The problem:
Give back the records below exactly, every one, with no pictures.

Extracted entries:
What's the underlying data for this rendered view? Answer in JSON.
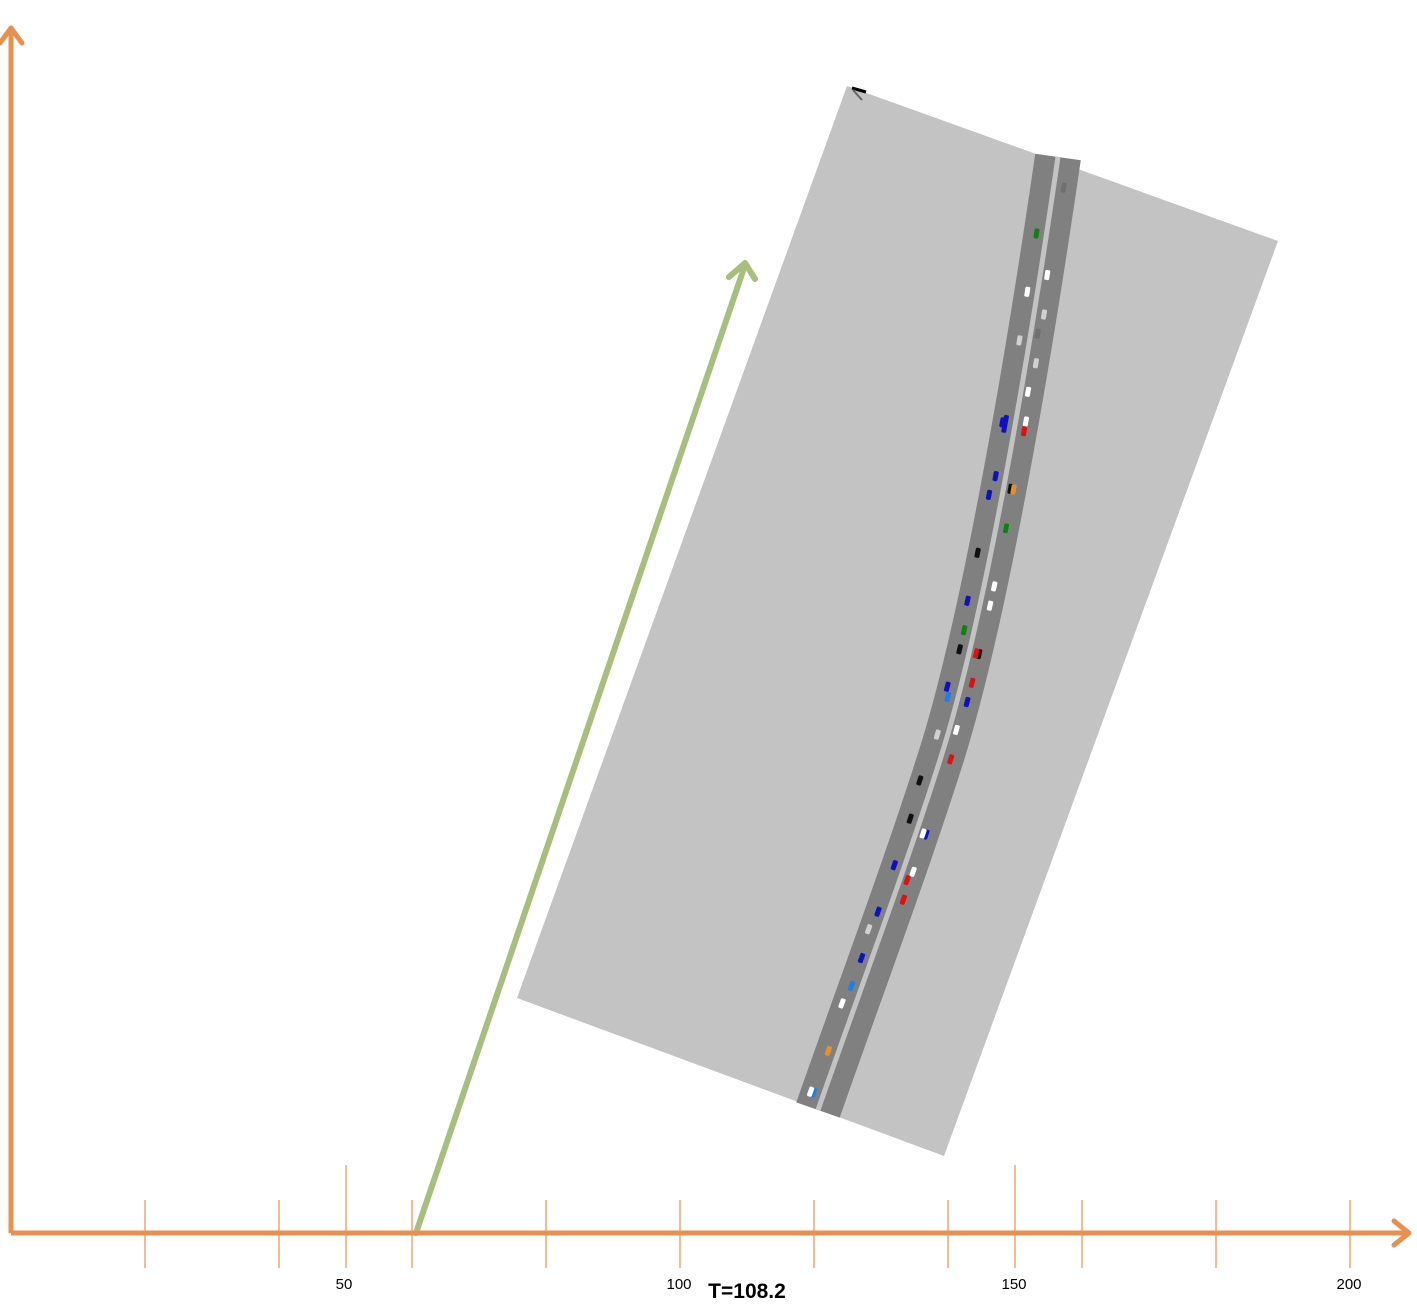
{
  "axes": {
    "color": "#E8904E",
    "x_tick_labels": [
      "50",
      "100",
      "150",
      "200"
    ]
  },
  "time_label": "T=108.2",
  "direction_arrow": {
    "color": "#A8BE7C"
  },
  "scene": {
    "ground_color": "#C3C3C3",
    "road_color": "#808080",
    "lane_divider_color": "#C3C3C3"
  },
  "vehicle_colors": {
    "white": "#FFFFFF",
    "light": "#D0D0D0",
    "gray": "#707070",
    "black": "#101010",
    "red": "#E01010",
    "blue": "#1010C0",
    "lightblue": "#1E7FE8",
    "green": "#108010",
    "orange": "#E89020"
  }
}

Output below:
What's the underlying data for this rendered view? Answer in JSON.
{
  "axes": {
    "color": "#E8904E",
    "x_tick_labels": [
      "50",
      "100",
      "150",
      "200"
    ]
  },
  "time_label": "T=108.2",
  "direction_arrow": {
    "color": "#A8BE7C"
  },
  "scene": {
    "ground_color": "#C3C3C3",
    "road_color": "#808080",
    "lane_divider_color": "#C3C3C3"
  },
  "vehicle_colors": {
    "white": "#FFFFFF",
    "light": "#D0D0D0",
    "gray": "#707070",
    "black": "#101010",
    "red": "#E01010",
    "blue": "#1010C0",
    "lightblue": "#1E7FE8",
    "green": "#108010",
    "orange": "#E89020"
  }
}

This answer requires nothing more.